- Directions
Look through the listing and locate every line containing the word "marker"; copy those lines.

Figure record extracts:
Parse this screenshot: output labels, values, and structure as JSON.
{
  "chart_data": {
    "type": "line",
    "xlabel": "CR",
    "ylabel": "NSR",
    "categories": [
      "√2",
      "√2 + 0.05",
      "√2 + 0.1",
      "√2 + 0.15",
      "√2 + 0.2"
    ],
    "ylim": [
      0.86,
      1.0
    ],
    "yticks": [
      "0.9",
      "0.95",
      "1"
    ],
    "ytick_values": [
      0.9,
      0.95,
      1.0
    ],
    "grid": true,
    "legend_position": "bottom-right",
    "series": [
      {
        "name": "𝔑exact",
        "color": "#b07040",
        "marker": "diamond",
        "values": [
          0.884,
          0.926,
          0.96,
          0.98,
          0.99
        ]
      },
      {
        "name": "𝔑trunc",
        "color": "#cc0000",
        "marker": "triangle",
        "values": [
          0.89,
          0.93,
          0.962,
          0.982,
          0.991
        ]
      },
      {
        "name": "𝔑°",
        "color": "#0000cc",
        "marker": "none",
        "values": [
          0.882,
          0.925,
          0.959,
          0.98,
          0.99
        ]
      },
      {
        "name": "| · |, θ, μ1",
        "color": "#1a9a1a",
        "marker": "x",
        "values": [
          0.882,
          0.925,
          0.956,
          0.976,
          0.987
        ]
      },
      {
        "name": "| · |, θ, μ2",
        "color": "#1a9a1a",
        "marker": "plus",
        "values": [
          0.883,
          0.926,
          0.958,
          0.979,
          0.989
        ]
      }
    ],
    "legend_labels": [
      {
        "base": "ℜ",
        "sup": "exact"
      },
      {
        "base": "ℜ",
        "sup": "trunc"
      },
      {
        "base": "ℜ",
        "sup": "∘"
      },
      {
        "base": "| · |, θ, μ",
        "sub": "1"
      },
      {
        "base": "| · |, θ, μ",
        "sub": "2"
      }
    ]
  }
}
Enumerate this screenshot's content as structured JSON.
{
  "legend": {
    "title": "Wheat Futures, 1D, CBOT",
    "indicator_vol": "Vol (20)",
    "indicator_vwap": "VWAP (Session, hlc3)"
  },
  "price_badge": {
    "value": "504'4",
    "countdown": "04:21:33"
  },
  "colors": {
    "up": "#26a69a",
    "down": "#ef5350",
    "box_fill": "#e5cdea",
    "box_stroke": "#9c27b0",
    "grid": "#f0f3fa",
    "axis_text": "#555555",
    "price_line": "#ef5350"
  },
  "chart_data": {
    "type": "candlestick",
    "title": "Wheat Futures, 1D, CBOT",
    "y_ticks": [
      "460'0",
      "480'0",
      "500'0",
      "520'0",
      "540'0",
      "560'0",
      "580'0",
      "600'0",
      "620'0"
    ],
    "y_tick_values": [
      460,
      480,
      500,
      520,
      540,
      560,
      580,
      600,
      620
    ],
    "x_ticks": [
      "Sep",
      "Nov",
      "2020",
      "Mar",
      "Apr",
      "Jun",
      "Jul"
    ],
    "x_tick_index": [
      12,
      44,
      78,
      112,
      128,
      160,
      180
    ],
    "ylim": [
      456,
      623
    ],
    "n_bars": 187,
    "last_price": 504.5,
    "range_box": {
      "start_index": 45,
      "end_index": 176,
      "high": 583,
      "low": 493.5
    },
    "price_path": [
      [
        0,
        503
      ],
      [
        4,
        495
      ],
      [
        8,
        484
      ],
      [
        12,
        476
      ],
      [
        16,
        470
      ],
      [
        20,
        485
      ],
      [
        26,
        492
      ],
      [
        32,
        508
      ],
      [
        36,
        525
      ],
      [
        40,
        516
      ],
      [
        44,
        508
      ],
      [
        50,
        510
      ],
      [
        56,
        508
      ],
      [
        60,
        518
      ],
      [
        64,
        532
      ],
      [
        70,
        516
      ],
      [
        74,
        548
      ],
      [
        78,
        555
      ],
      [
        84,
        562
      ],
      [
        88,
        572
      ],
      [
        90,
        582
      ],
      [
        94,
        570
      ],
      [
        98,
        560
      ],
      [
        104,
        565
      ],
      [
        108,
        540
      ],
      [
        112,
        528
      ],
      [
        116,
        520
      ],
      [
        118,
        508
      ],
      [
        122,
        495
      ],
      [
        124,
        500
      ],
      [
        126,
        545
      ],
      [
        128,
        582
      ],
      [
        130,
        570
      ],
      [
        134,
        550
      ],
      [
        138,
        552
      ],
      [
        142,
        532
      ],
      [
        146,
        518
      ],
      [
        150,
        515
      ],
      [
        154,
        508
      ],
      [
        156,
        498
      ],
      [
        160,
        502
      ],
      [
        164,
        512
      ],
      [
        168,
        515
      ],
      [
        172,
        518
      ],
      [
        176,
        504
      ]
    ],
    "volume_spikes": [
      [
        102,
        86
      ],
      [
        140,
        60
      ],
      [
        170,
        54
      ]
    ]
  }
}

- Task answer
        "marker": "diamond",
        "marker": "triangle",
        "marker": "none",
        "marker": "x",
        "marker": "plus",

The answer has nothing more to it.